THE REQUEST: Only the lines starting at the one that contains "Extract all readable text from this page." and running to the end should be repeated, exactly as written.

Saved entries
┄┄┄┄┄┄┄┄┄┄┄┄┄┄┄┄┄┄┄┄
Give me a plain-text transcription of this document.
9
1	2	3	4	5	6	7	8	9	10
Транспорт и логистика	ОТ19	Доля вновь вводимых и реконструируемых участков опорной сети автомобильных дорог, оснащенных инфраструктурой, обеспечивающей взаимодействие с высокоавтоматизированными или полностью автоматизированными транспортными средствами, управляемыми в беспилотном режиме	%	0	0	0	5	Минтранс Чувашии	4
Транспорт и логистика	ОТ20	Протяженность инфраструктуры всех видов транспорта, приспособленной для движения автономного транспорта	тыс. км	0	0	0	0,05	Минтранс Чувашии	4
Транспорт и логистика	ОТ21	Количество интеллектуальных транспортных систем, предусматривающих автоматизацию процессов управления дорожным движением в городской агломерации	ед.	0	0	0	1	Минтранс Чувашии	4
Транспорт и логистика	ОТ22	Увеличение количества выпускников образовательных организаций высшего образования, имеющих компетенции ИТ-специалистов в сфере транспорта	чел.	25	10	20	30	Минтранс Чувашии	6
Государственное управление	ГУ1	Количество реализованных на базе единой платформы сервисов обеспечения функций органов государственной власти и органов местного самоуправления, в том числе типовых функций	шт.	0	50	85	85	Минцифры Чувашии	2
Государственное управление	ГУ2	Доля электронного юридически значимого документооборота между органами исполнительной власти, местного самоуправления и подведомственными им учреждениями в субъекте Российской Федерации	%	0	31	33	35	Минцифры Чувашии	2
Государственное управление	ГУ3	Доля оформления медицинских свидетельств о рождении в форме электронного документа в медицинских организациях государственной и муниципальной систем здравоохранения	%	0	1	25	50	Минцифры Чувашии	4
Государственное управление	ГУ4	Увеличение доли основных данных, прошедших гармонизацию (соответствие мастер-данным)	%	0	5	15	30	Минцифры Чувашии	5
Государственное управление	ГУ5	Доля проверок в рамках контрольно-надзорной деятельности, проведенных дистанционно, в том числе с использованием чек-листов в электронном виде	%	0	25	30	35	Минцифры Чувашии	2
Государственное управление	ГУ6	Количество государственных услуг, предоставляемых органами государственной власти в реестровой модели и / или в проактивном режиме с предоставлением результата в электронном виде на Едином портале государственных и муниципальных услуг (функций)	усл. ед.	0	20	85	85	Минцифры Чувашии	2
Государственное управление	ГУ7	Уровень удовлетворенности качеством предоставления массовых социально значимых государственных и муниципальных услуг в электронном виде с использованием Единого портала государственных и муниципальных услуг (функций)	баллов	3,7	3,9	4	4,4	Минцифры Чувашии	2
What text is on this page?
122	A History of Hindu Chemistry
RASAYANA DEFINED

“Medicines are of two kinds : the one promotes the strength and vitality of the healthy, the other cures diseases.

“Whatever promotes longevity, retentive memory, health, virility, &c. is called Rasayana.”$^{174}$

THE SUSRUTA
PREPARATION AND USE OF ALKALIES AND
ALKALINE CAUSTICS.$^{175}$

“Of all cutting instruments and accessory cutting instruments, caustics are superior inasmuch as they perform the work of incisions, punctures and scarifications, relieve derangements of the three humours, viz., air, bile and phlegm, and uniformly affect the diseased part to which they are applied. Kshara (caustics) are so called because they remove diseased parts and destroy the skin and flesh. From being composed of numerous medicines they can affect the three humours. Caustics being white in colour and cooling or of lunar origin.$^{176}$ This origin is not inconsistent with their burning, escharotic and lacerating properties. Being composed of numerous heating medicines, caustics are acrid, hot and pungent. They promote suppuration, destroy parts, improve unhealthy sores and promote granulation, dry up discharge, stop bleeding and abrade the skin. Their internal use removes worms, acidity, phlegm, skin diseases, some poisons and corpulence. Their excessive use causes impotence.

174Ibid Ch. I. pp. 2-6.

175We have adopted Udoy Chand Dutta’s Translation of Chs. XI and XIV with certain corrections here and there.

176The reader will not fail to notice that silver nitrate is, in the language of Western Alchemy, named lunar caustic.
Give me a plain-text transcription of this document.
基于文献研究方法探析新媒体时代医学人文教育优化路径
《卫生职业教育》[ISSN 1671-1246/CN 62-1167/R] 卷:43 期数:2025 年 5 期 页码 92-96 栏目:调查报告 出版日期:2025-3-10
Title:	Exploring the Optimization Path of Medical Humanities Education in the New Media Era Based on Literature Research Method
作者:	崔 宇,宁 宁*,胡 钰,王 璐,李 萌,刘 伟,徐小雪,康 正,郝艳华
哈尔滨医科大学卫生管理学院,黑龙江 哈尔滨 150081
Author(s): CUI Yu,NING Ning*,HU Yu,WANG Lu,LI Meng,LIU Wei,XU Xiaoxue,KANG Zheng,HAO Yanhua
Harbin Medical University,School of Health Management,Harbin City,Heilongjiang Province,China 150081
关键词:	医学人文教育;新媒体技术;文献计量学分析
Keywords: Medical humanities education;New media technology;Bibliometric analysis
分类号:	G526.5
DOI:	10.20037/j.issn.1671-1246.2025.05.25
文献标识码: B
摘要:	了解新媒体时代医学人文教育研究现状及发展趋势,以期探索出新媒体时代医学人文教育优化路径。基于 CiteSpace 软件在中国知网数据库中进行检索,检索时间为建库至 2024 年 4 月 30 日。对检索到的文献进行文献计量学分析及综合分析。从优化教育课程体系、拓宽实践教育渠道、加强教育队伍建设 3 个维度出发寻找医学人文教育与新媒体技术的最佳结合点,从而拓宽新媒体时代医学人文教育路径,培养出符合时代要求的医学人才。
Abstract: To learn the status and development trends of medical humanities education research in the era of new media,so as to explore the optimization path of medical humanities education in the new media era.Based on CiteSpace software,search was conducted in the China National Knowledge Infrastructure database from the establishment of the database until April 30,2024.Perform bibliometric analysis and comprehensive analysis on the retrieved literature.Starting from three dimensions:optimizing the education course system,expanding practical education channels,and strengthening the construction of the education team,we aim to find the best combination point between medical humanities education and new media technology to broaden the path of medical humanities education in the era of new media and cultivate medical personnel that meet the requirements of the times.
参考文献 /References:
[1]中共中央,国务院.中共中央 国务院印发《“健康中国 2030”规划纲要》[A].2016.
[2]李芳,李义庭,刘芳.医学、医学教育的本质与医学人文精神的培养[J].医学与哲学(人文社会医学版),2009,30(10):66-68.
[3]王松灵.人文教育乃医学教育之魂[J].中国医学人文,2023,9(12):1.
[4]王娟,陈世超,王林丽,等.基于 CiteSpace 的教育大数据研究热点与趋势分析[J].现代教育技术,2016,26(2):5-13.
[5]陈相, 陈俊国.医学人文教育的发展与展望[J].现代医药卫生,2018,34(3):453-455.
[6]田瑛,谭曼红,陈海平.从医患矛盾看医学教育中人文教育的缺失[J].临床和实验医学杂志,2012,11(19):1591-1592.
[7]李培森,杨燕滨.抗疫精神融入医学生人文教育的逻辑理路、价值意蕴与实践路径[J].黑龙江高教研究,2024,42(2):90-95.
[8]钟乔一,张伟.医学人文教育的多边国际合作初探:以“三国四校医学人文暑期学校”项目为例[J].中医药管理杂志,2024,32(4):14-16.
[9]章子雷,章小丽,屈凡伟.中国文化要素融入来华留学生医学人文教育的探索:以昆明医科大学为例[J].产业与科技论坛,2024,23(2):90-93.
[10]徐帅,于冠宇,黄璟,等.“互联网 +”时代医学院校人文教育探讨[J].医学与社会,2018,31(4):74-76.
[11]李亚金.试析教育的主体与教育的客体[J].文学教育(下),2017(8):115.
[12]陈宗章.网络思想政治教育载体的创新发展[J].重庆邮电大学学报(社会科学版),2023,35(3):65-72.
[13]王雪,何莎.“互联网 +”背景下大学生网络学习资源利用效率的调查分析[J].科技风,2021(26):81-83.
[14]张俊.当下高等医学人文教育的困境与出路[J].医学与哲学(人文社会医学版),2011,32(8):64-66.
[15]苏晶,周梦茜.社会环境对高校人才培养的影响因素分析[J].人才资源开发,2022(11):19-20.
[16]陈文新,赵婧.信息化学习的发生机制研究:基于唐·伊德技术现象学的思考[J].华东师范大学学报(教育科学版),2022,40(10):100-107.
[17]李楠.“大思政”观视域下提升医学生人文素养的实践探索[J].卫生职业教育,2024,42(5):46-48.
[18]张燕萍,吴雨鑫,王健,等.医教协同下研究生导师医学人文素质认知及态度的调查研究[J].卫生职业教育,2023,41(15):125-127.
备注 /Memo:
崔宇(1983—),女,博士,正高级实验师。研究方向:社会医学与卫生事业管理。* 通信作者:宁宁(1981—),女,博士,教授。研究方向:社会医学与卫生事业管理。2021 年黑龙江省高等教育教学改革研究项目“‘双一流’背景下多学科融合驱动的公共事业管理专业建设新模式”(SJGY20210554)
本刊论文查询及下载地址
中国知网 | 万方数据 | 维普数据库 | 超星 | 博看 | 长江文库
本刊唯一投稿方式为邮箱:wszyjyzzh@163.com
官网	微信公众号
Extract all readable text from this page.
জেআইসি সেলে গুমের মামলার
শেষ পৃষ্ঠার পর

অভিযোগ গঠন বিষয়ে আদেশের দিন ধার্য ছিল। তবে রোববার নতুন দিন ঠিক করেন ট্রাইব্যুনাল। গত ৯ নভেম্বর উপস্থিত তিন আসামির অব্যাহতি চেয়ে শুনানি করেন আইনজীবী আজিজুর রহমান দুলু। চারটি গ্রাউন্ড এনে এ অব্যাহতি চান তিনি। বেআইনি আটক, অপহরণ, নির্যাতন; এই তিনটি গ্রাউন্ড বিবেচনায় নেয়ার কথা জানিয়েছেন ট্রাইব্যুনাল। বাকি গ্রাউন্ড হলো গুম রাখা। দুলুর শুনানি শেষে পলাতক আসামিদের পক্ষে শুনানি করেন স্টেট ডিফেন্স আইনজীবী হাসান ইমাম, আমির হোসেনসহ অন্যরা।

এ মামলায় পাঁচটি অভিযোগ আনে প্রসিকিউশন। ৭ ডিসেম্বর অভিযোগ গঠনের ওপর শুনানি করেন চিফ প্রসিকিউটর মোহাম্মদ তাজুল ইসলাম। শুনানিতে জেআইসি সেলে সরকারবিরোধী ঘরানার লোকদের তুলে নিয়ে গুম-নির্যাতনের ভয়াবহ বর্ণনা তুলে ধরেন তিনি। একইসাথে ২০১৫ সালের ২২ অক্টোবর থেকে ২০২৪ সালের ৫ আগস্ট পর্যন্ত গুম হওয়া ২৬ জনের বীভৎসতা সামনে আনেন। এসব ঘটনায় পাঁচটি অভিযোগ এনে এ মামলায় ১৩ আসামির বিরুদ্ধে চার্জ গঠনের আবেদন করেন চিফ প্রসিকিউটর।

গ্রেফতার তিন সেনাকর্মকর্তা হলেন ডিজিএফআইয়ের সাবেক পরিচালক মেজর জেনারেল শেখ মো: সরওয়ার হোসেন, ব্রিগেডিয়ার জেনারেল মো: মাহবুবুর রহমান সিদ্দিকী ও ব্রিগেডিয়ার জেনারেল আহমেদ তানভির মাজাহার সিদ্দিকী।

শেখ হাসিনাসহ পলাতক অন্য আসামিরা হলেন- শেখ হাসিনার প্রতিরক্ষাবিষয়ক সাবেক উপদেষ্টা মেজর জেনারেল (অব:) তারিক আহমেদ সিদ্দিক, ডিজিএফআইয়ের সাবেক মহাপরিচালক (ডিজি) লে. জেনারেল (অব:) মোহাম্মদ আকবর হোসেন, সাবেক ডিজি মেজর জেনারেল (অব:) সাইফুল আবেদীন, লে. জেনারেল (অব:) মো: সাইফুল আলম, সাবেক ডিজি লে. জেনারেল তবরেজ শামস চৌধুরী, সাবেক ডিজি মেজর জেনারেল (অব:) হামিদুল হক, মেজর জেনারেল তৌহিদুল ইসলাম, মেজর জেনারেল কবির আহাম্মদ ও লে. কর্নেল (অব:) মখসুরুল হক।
┄┄┄┄┄┄┄┄┄┄┄┄┄┄┄┄┄┄┄┄
RESPONSE TO THE TASK:
Extract all readable text from this page.
জেআইসি সেলে গুমের মামলার
শেষ পৃষ্ঠার পর

অভিযোগ গঠন বিষয়ে আদেশের দিন ধার্য ছিল। তবে রোববার নতুন দিন ঠিক করেন ট্রাইব্যুনাল। গত ৯ নভেম্বর উপস্থিত তিন আসামির অব্যাহতি চেয়ে শুনানি করেন আইনজীবী আজিজুর রহমান দুলু। চারটি গ্রাউন্ড এনে এ অব্যাহতি চান তিনি। বেআইনি আটক, অপহরণ, নির্যাতন; এই তিনটি গ্রাউন্ড বিবেচনায় নেয়ার কথা জানিয়েছেন ট্রাইব্যুনাল। বাকি গ্রাউন্ড হলো গুম রাখা। দুলুর শুনানি শেষে পলাতক আসামিদের পক্ষে শুনানি করেন স্টেট ডিফেন্স আইনজীবী হাসান ইমাম, আমির হোসেনসহ অন্যরা।

এ মামলায় পাঁচটি অভিযোগ আনে প্রসিকিউশন। ৭ ডিসেম্বর অভিযোগ গঠনের ওপর শুনানি করেন চিফ প্রসিকিউটর মোহাম্মদ তাজুল ইসলাম। শুনানিতে জেআইসি সেলে সরকারবিরোধী ঘরানার লোকদের তুলে নিয়ে গুম-নির্যাতনের ভয়াবহ বর্ণনা তুলে ধরেন তিনি। একইসাথে ২০১৫ সালের ২২ অক্টোবর থেকে ২০২৪ সালের ৫ আগস্ট পর্যন্ত গুম হওয়া ২৬ জনের বীভৎসতা সামনে আনেন। এসব ঘটনায় পাঁচটি অভিযোগ এনে এ মামলায় ১৩ আসামির বিরুদ্ধে চার্জ গঠনের আবেদন করেন চিফ প্রসিকিউটর।

গ্রেফতার তিন সেনাকর্মকর্তা হলেন ডিজিএফআইয়ের সাবেক পরিচালক মেজর জেনারেল শেখ মো: সরওয়ার হোসেন, ব্রিগেডিয়ার জেনারেল মো: মাহবুবুর রহমান সিদ্দিকী ও ব্রিগেডিয়ার জেনারেল আহমেদ তানভির মাজাহার সিদ্দিকী।

শেখ হাসিনাসহ পলাতক অন্য আসামিরা হলেন- শেখ হাসিনার প্রতিরক্ষাবিষয়ক সাবেক উপদেষ্টা মেজর জেনারেল (অব:) তারিক আহমেদ সিদ্দিক, ডিজিএফআইয়ের সাবেক মহাপরিচালক (ডিজি) লে. জেনারেল (অব:) মোহাম্মদ আকবর হোসেন, সাবেক ডিজি মেজর জেনারেল (অব:) সাইফুল আবেদীন, লে. জেনারেল (অব:) মো: সাইফুল আলম, সাবেক ডিজি লে. জেনারেল তবরেজ শামস চৌধুরী, সাবেক ডিজি মেজর জেনারেল (অব:) হামিদুল হক, মেজর জেনারেল তৌহিদুল ইসলাম, মেজর জেনারেল কবির আহাম্মদ ও লে. কর্নেল (অব:) মখসুরুল হক।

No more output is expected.